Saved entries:
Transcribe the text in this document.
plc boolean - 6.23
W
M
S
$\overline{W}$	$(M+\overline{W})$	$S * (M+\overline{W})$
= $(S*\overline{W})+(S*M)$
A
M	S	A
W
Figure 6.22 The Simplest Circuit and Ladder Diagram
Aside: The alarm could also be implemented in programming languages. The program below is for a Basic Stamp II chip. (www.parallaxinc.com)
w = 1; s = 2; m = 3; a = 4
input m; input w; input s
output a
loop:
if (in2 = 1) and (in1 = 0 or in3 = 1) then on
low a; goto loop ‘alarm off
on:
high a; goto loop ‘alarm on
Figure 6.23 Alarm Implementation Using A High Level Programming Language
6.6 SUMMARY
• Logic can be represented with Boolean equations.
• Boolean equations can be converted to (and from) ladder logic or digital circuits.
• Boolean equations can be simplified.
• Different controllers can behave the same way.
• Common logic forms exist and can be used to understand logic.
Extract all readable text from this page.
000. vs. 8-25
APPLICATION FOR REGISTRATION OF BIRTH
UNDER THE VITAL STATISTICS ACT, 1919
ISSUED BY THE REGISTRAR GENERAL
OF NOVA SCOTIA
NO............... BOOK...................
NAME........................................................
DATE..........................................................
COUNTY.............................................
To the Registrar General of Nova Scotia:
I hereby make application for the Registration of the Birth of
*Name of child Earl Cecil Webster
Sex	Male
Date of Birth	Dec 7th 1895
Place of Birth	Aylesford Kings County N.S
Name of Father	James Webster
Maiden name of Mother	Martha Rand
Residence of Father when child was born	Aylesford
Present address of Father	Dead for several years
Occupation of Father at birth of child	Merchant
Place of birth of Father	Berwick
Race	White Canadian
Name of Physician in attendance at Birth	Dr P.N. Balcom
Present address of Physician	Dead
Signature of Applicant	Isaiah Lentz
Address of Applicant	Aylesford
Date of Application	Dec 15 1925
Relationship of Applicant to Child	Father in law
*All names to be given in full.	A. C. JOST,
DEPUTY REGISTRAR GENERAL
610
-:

GOAL:
Your task is to transcribe the material exactly.

COMPLETE ANSWER:
Transcribe the text in this document.
plc boolean - 6.23
W
M
S
$\overline{W}$	$(M+\overline{W})$	$S * (M+\overline{W})$
= $(S*\overline{W})+(S*M)$
A
M	S	A
W
Figure 6.22 The Simplest Circuit and Ladder Diagram
Aside: The alarm could also be implemented in programming languages. The program below is for a Basic Stamp II chip. (www.parallaxinc.com)
w = 1; s = 2; m = 3; a = 4
input m; input w; input s
output a
loop:
if (in2 = 1) and (in1 = 0 or in3 = 1) then on
low a; goto loop ‘alarm off
on:
high a; goto loop ‘alarm on
Figure 6.23 Alarm Implementation Using A High Level Programming Language
6.6 SUMMARY
• Logic can be represented with Boolean equations.
• Boolean equations can be converted to (and from) ladder logic or digital circuits.
• Boolean equations can be simplified.
• Different controllers can behave the same way.
• Common logic forms exist and can be used to understand logic.
Extract all readable text from this page.
000. vs. 8-25
APPLICATION FOR REGISTRATION OF BIRTH
UNDER THE VITAL STATISTICS ACT, 1919
ISSUED BY THE REGISTRAR GENERAL
OF NOVA SCOTIA
NO............... BOOK...................
NAME........................................................
DATE..........................................................
COUNTY.............................................
To the Registrar General of Nova Scotia:
I hereby make application for the Registration of the Birth of
*Name of child Earl Cecil Webster
Sex	Male
Date of Birth	Dec 7th 1895
Place of Birth	Aylesford Kings County N.S
Name of Father	James Webster
Maiden name of Mother	Martha Rand
Residence of Father when child was born	Aylesford
Present address of Father	Dead for several years
Occupation of Father at birth of child	Merchant
Place of birth of Father	Berwick
Race	White Canadian
Name of Physician in attendance at Birth	Dr P.N. Balcom
Present address of Physician	Dead
Signature of Applicant	Isaiah Lentz
Address of Applicant	Aylesford
Date of Application	Dec 15 1925
Relationship of Applicant to Child	Father in law
*All names to be given in full.	A. C. JOST,
DEPUTY REGISTRAR GENERAL
610
-:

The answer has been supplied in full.